::: Material shown
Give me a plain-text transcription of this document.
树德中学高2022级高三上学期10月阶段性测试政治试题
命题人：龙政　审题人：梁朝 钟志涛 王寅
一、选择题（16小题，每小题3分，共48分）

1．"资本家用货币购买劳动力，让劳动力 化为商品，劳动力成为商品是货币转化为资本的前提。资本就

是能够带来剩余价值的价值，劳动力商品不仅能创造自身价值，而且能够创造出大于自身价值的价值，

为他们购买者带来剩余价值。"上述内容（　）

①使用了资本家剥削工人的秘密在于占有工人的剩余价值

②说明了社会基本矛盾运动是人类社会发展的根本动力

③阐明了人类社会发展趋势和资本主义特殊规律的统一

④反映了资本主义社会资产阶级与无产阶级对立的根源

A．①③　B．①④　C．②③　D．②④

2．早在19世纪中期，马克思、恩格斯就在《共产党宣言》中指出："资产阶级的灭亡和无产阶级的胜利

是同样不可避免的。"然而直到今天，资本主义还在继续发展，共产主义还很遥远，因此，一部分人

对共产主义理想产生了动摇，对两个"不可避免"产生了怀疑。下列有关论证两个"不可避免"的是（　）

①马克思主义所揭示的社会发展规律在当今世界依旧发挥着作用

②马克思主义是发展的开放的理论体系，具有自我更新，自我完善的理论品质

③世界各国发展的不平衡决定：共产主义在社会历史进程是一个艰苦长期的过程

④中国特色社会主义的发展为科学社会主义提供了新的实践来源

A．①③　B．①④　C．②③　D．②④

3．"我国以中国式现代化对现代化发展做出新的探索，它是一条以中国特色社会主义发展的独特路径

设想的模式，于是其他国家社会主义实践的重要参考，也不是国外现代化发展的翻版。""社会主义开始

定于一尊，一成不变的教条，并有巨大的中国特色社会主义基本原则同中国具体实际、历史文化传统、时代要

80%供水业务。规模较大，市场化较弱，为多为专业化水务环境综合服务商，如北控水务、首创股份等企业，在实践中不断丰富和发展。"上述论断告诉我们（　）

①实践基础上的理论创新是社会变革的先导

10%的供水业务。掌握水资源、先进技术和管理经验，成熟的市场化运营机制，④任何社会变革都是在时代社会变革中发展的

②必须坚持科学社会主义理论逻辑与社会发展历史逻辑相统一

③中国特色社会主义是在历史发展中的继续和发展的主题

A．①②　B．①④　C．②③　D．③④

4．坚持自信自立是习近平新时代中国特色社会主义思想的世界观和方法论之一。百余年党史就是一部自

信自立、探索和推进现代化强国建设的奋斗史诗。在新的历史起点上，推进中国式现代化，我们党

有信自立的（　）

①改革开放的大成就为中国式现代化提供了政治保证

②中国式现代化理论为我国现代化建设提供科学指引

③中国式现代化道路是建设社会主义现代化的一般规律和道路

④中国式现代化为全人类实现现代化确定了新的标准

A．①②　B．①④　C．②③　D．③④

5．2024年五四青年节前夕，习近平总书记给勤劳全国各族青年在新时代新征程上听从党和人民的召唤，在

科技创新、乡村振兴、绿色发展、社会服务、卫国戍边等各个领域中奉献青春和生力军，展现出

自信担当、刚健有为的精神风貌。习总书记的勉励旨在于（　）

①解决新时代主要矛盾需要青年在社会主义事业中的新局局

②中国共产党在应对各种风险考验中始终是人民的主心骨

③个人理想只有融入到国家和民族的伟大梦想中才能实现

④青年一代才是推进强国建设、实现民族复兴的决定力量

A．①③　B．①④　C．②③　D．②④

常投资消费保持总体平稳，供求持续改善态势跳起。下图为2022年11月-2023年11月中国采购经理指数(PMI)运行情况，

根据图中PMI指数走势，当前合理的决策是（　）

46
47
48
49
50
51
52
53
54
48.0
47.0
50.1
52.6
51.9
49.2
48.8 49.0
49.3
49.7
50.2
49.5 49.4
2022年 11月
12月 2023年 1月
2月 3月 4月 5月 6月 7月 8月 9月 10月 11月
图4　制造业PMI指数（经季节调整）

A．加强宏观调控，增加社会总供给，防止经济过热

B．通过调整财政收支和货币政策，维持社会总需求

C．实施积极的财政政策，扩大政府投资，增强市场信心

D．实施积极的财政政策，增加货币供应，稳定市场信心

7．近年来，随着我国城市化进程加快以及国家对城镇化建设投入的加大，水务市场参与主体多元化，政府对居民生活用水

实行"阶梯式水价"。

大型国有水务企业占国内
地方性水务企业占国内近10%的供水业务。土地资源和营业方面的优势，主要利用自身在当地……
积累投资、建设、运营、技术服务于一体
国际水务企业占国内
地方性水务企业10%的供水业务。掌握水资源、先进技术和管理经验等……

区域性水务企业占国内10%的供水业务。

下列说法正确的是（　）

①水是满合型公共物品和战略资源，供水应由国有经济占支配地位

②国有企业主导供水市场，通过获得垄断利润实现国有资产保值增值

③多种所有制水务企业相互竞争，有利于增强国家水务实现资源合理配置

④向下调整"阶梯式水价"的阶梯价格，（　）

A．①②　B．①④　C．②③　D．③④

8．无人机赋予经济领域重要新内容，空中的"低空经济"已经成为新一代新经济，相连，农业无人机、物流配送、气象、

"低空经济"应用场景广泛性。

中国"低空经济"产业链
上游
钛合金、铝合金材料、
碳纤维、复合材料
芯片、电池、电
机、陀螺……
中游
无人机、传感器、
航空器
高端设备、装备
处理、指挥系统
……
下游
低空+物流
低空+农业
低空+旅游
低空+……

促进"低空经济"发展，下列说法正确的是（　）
::::::
## What to do
Identify the lines that hold the word "低空经济". Copy every one of them.

## Result for this task
8．无人机赋予经济领域重要新内容，空中的"低空经济"已经成为新一代新经济，相连，农业无人机、物流配送、气象、
"低空经济"应用场景广泛性。
中国"低空经济"产业链
促进"低空经济"发展，下列说法正确的是（　）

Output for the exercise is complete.